-- Records shown --
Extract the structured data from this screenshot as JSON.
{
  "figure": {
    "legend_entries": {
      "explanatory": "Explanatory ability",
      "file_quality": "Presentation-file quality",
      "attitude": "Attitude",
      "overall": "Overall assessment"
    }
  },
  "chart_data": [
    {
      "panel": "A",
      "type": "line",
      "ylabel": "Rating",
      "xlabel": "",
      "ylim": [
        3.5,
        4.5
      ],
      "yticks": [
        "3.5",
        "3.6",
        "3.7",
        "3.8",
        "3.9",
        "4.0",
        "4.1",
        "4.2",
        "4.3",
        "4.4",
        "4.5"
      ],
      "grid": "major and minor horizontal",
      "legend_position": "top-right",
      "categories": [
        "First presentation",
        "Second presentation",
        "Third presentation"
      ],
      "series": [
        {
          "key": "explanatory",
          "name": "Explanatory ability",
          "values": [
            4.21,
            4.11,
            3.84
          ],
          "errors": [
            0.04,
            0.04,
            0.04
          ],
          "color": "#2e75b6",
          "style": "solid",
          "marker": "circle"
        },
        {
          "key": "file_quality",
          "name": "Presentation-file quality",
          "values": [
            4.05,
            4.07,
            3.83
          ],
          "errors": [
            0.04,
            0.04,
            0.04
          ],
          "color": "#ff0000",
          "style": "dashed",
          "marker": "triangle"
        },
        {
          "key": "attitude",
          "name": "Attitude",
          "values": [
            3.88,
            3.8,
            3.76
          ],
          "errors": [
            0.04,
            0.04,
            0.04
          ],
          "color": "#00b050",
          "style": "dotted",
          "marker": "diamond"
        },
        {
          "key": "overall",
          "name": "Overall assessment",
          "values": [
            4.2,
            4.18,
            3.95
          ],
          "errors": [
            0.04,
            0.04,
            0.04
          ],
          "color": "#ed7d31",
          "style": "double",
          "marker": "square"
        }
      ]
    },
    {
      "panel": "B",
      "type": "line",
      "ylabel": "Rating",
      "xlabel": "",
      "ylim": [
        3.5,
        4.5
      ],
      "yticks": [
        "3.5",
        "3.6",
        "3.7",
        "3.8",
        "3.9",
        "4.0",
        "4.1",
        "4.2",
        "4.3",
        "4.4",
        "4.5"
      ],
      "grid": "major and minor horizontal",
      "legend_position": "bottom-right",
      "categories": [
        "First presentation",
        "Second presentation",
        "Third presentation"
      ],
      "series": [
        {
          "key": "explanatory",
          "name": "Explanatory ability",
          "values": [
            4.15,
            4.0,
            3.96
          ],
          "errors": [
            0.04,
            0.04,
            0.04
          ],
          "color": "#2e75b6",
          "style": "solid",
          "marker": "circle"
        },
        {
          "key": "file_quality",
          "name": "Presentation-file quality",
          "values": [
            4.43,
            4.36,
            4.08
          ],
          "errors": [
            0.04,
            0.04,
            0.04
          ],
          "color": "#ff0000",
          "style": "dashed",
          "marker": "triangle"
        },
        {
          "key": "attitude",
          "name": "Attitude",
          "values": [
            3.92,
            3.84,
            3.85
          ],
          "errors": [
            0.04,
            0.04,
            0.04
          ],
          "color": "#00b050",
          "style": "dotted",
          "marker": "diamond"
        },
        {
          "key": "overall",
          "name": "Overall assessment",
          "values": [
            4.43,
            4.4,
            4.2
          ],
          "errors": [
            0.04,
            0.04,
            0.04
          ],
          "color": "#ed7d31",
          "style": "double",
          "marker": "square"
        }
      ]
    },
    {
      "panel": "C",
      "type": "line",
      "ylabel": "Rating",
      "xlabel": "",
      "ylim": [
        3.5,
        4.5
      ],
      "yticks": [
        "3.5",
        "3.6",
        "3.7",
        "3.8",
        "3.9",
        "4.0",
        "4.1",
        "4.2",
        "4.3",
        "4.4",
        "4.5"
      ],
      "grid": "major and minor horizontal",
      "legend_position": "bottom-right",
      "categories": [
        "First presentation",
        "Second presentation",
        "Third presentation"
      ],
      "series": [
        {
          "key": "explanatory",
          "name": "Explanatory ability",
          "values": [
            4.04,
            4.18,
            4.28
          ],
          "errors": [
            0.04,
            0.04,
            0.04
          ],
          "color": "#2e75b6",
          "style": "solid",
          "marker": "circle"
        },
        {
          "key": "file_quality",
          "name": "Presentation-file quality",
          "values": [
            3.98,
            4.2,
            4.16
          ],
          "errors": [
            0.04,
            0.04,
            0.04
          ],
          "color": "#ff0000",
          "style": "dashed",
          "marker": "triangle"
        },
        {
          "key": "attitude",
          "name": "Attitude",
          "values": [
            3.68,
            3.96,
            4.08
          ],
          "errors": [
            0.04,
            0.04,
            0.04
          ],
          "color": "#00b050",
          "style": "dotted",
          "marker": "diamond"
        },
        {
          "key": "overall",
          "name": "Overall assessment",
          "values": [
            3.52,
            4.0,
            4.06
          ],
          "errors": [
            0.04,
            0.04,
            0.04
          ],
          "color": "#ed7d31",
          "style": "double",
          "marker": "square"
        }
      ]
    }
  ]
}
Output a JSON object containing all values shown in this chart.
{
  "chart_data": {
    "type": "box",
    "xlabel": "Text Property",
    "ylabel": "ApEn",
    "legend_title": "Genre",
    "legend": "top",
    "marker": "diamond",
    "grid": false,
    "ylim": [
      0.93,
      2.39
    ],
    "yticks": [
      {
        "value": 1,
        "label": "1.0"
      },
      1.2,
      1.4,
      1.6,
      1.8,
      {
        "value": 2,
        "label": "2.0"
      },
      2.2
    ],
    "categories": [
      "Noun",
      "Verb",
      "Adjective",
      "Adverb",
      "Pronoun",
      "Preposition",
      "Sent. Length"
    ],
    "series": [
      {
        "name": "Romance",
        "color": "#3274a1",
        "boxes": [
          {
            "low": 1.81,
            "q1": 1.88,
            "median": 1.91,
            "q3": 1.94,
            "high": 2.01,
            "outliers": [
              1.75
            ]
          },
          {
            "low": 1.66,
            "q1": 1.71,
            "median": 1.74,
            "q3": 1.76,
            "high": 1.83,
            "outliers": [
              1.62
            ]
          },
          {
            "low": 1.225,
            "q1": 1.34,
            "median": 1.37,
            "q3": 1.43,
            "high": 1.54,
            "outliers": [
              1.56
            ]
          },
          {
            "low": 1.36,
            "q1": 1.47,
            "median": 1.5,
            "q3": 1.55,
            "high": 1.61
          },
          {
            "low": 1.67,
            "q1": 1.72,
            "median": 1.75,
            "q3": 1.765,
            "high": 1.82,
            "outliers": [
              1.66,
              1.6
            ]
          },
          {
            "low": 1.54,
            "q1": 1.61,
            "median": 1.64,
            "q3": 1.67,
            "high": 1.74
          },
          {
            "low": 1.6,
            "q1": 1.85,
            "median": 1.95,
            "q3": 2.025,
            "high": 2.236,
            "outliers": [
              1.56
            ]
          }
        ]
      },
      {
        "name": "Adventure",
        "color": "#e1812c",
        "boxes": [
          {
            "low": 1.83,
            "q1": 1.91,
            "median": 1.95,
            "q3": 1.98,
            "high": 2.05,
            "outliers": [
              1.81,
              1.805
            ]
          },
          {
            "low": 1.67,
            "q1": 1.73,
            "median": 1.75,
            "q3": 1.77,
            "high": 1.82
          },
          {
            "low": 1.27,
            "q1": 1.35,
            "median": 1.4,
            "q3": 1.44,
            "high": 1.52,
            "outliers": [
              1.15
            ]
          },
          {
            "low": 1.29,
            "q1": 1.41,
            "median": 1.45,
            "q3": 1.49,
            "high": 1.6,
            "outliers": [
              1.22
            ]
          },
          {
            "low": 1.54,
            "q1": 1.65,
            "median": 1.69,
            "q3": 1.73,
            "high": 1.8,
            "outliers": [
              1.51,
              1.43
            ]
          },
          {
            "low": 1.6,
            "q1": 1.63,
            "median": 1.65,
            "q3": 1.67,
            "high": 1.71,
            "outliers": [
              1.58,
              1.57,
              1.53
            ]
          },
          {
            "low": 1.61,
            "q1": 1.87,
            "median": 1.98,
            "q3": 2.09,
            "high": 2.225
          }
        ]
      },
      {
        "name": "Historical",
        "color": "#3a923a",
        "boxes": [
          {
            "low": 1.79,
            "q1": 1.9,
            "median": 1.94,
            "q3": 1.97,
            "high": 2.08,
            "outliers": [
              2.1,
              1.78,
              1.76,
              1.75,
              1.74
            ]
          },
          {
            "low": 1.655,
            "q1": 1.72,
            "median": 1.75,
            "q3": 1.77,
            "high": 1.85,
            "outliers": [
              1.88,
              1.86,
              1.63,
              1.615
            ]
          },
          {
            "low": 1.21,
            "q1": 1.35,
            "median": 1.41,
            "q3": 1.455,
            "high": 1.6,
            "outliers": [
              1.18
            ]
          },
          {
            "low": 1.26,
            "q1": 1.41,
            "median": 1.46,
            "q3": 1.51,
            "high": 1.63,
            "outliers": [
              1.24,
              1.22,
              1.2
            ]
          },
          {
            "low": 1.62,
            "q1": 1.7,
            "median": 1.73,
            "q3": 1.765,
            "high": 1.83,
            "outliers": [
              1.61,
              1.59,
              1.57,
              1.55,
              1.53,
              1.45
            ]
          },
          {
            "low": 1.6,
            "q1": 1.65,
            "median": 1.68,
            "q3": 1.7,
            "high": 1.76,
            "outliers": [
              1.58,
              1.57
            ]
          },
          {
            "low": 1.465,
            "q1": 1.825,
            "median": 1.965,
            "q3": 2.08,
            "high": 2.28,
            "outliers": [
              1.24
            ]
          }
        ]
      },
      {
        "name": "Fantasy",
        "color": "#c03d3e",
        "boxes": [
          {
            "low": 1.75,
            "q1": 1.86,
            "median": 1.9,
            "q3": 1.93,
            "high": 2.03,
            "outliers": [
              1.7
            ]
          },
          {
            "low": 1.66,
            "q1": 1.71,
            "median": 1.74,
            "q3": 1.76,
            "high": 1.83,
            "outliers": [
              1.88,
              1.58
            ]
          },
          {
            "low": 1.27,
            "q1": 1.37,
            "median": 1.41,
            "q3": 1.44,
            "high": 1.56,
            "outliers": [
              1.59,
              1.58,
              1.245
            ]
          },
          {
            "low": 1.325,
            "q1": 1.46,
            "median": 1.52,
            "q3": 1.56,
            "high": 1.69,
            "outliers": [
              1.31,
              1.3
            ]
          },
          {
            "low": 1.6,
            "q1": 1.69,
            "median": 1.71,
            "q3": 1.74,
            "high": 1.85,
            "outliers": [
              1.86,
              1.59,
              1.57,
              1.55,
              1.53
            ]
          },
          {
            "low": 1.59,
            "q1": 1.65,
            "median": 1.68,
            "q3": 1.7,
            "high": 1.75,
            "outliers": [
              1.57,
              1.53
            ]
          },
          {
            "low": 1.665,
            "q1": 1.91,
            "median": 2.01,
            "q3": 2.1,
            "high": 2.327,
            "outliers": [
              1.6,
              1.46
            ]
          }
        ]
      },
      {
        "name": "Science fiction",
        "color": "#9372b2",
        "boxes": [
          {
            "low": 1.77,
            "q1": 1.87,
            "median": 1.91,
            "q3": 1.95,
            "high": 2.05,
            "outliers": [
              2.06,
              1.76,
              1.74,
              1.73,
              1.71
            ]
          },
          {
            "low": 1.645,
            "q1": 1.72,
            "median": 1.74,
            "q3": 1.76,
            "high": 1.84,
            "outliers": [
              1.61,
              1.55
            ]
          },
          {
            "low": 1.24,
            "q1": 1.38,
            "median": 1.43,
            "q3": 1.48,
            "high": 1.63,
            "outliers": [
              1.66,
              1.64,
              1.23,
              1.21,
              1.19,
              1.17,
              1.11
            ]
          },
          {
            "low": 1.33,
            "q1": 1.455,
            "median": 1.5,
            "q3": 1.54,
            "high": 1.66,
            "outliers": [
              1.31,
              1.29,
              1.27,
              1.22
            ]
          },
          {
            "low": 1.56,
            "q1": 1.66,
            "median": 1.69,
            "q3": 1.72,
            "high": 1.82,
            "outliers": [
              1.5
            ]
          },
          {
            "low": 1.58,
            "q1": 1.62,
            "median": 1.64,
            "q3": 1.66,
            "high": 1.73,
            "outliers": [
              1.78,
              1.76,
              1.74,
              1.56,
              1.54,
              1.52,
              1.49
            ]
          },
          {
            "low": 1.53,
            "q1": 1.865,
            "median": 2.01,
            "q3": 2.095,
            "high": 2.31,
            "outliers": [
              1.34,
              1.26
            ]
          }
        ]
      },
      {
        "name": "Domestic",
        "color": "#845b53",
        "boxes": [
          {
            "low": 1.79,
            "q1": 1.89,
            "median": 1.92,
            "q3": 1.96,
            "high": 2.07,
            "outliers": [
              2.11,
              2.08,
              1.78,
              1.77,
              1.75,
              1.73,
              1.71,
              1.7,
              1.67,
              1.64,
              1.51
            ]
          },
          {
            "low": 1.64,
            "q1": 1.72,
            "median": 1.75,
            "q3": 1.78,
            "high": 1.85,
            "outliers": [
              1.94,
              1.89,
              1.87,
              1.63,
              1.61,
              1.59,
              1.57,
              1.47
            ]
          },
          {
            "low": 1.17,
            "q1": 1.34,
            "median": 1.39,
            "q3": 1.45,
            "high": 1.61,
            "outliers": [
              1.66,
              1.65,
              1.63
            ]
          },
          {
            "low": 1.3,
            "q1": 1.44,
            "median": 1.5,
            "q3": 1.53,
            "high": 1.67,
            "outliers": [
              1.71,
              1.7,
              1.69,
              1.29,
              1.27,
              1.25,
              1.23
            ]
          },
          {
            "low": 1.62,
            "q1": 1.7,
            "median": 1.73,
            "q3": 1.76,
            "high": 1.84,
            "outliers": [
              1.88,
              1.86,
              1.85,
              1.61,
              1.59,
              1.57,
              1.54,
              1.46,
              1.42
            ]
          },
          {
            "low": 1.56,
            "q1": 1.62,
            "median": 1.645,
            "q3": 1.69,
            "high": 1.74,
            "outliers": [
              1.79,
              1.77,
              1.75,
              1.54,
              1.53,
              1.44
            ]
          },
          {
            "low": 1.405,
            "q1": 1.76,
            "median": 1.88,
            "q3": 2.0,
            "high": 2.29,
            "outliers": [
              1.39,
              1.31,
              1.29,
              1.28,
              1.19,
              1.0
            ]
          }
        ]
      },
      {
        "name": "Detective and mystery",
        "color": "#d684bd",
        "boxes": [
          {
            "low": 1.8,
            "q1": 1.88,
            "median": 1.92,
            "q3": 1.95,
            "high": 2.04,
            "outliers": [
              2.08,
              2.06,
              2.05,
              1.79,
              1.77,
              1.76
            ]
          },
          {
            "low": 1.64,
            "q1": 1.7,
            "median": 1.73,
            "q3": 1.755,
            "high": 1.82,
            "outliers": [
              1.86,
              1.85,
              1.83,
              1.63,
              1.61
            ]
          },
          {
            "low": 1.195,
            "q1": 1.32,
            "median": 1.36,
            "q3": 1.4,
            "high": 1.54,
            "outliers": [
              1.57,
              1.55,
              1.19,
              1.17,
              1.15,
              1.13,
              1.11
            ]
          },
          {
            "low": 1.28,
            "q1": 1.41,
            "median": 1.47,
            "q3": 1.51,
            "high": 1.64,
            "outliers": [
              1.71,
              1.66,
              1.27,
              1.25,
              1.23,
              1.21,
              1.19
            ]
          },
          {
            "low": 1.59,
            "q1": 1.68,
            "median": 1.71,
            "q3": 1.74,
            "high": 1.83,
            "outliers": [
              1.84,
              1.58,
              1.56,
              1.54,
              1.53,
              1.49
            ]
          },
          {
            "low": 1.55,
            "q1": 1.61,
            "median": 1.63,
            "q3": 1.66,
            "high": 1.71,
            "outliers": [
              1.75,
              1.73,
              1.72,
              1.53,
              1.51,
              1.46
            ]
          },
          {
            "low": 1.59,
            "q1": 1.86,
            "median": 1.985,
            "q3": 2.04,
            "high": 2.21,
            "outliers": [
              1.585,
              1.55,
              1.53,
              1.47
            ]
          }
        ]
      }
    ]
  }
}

-- Given request --
Go through the listing above and return every line where the word "JSON" occurs.

-- Exercise result --
Extract the structured data from this screenshot as JSON.
Output a JSON object containing all values shown in this chart.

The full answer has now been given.